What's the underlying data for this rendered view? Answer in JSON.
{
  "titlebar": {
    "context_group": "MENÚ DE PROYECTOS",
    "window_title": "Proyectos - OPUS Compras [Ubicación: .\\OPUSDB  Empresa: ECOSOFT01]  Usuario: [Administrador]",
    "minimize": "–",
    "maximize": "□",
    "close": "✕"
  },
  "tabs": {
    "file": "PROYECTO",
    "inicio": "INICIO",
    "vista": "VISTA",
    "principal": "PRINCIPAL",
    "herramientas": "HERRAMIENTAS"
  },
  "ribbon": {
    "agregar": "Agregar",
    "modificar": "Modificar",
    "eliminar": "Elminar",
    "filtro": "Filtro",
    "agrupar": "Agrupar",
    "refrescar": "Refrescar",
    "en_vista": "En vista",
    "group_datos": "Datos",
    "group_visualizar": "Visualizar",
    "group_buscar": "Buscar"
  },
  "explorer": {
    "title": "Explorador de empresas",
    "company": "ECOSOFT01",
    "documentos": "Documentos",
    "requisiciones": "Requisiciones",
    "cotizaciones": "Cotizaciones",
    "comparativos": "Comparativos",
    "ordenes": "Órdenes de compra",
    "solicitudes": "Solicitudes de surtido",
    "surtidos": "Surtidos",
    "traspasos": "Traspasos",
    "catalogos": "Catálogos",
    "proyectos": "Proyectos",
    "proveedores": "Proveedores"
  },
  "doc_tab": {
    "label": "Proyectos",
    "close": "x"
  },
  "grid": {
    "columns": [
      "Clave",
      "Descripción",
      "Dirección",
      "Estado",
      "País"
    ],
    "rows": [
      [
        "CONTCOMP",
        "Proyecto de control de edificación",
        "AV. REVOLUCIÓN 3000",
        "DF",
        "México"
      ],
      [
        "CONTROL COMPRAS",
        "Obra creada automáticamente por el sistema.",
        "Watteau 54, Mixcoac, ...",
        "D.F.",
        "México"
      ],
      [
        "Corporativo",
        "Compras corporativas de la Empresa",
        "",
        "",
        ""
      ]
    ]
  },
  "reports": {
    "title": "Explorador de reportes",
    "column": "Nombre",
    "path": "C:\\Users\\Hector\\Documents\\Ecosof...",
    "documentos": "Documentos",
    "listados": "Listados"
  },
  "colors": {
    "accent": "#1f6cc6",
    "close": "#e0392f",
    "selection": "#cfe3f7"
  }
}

◆ **Instructions for the task**
Output every record above exactly as it appears.

◆ **Response to the exercise**
What's the underlying data for this rendered view? Answer in JSON.
{
  "titlebar": {
    "context_group": "MENÚ DE PROYECTOS",
    "window_title": "Proyectos - OPUS Compras [Ubicación: .\\OPUSDB  Empresa: ECOSOFT01]  Usuario: [Administrador]",
    "minimize": "–",
    "maximize": "□",
    "close": "✕"
  },
  "tabs": {
    "file": "PROYECTO",
    "inicio": "INICIO",
    "vista": "VISTA",
    "principal": "PRINCIPAL",
    "herramientas": "HERRAMIENTAS"
  },
  "ribbon": {
    "agregar": "Agregar",
    "modificar": "Modificar",
    "eliminar": "Elminar",
    "filtro": "Filtro",
    "agrupar": "Agrupar",
    "refrescar": "Refrescar",
    "en_vista": "En vista",
    "group_datos": "Datos",
    "group_visualizar": "Visualizar",
    "group_buscar": "Buscar"
  },
  "explorer": {
    "title": "Explorador de empresas",
    "company": "ECOSOFT01",
    "documentos": "Documentos",
    "requisiciones": "Requisiciones",
    "cotizaciones": "Cotizaciones",
    "comparativos": "Comparativos",
    "ordenes": "Órdenes de compra",
    "solicitudes": "Solicitudes de surtido",
    "surtidos": "Surtidos",
    "traspasos": "Traspasos",
    "catalogos": "Catálogos",
    "proyectos": "Proyectos",
    "proveedores": "Proveedores"
  },
  "doc_tab": {
    "label": "Proyectos",
    "close": "x"
  },
  "grid": {
    "columns": [
      "Clave",
      "Descripción",
      "Dirección",
      "Estado",
      "País"
    ],
    "rows": [
      [
        "CONTCOMP",
        "Proyecto de control de edificación",
        "AV. REVOLUCIÓN 3000",
        "DF",
        "México"
      ],
      [
        "CONTROL COMPRAS",
        "Obra creada automáticamente por el sistema.",
        "Watteau 54, Mixcoac, ...",
        "D.F.",
        "México"
      ],
      [
        "Corporativo",
        "Compras corporativas de la Empresa",
        "",
        "",
        ""
      ]
    ]
  },
  "reports": {
    "title": "Explorador de reportes",
    "column": "Nombre",
    "path": "C:\\Users\\Hector\\Documents\\Ecosof...",
    "documentos": "Documentos",
    "listados": "Listados"
  },
  "colors": {
    "accent": "#1f6cc6",
    "close": "#e0392f",
    "selection": "#cfe3f7"
  }
}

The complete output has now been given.